Exercise description
Pictures in the records should not be copied, but every other part must be repeated exactly.

Supplied data
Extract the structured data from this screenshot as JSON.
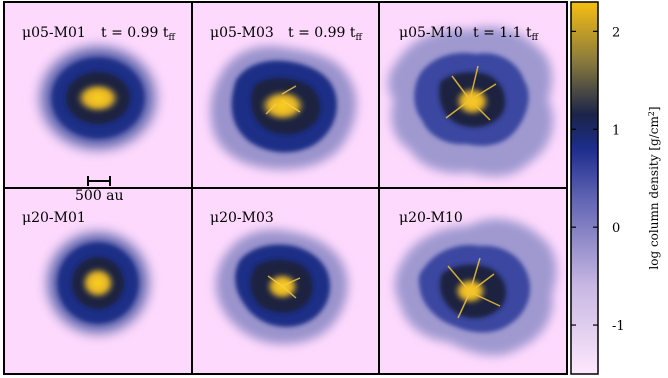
{
  "panels": [
    {
      "label": "μ05-M01",
      "time_prefix": "t = 0.99 t",
      "time_sub": "ff",
      "scale_bar": "500 au",
      "blob_shape": "smooth-oval"
    },
    {
      "label": "μ05-M03",
      "time_prefix": "t = 0.99 t",
      "time_sub": "ff",
      "blob_shape": "lumpy"
    },
    {
      "label": "μ05-M10",
      "time_prefix": "t = 1.1 t",
      "time_sub": "ff",
      "blob_shape": "very-lumpy-filamentary"
    },
    {
      "label": "μ20-M01",
      "blob_shape": "smooth-round"
    },
    {
      "label": "μ20-M03",
      "blob_shape": "lumpy"
    },
    {
      "label": "μ20-M10",
      "blob_shape": "very-lumpy-filamentary"
    }
  ],
  "colorbar": {
    "title_main": "log column density [g/cm",
    "title_sup": "2",
    "title_end": "]",
    "ticks": [
      {
        "value": 2,
        "label": "2"
      },
      {
        "value": 1,
        "label": "1"
      },
      {
        "value": 0,
        "label": "0"
      },
      {
        "value": -1,
        "label": "-1"
      }
    ],
    "range": [
      -1.5,
      2.3
    ],
    "stops": [
      {
        "value": -1.5,
        "color": "#fde8fd"
      },
      {
        "value": -0.6,
        "color": "#c7b7e2"
      },
      {
        "value": 0.3,
        "color": "#5f63b3"
      },
      {
        "value": 0.8,
        "color": "#1d2d8c"
      },
      {
        "value": 1.15,
        "color": "#1a2448"
      },
      {
        "value": 1.7,
        "color": "#8a7b3c"
      },
      {
        "value": 2.3,
        "color": "#f7be12"
      }
    ]
  },
  "colors": {
    "background": "#fdd9fd",
    "frame": "#000000"
  }
}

Worked answer
Extract the structured data from this screenshot as JSON.
{
  "panels": [
    {
      "label": "μ05-M01",
      "time_prefix": "t = 0.99 t",
      "time_sub": "ff",
      "scale_bar": "500 au",
      "blob_shape": "smooth-oval"
    },
    {
      "label": "μ05-M03",
      "time_prefix": "t = 0.99 t",
      "time_sub": "ff",
      "blob_shape": "lumpy"
    },
    {
      "label": "μ05-M10",
      "time_prefix": "t = 1.1 t",
      "time_sub": "ff",
      "blob_shape": "very-lumpy-filamentary"
    },
    {
      "label": "μ20-M01",
      "blob_shape": "smooth-round"
    },
    {
      "label": "μ20-M03",
      "blob_shape": "lumpy"
    },
    {
      "label": "μ20-M10",
      "blob_shape": "very-lumpy-filamentary"
    }
  ],
  "colorbar": {
    "title_main": "log column density [g/cm",
    "title_sup": "2",
    "title_end": "]",
    "ticks": [
      {
        "value": 2,
        "label": "2"
      },
      {
        "value": 1,
        "label": "1"
      },
      {
        "value": 0,
        "label": "0"
      },
      {
        "value": -1,
        "label": "-1"
      }
    ],
    "range": [
      -1.5,
      2.3
    ],
    "stops": [
      {
        "value": -1.5,
        "color": "#fde8fd"
      },
      {
        "value": -0.6,
        "color": "#c7b7e2"
      },
      {
        "value": 0.3,
        "color": "#5f63b3"
      },
      {
        "value": 0.8,
        "color": "#1d2d8c"
      },
      {
        "value": 1.15,
        "color": "#1a2448"
      },
      {
        "value": 1.7,
        "color": "#8a7b3c"
      },
      {
        "value": 2.3,
        "color": "#f7be12"
      }
    ]
  },
  "colors": {
    "background": "#fdd9fd",
    "frame": "#000000"
  }
}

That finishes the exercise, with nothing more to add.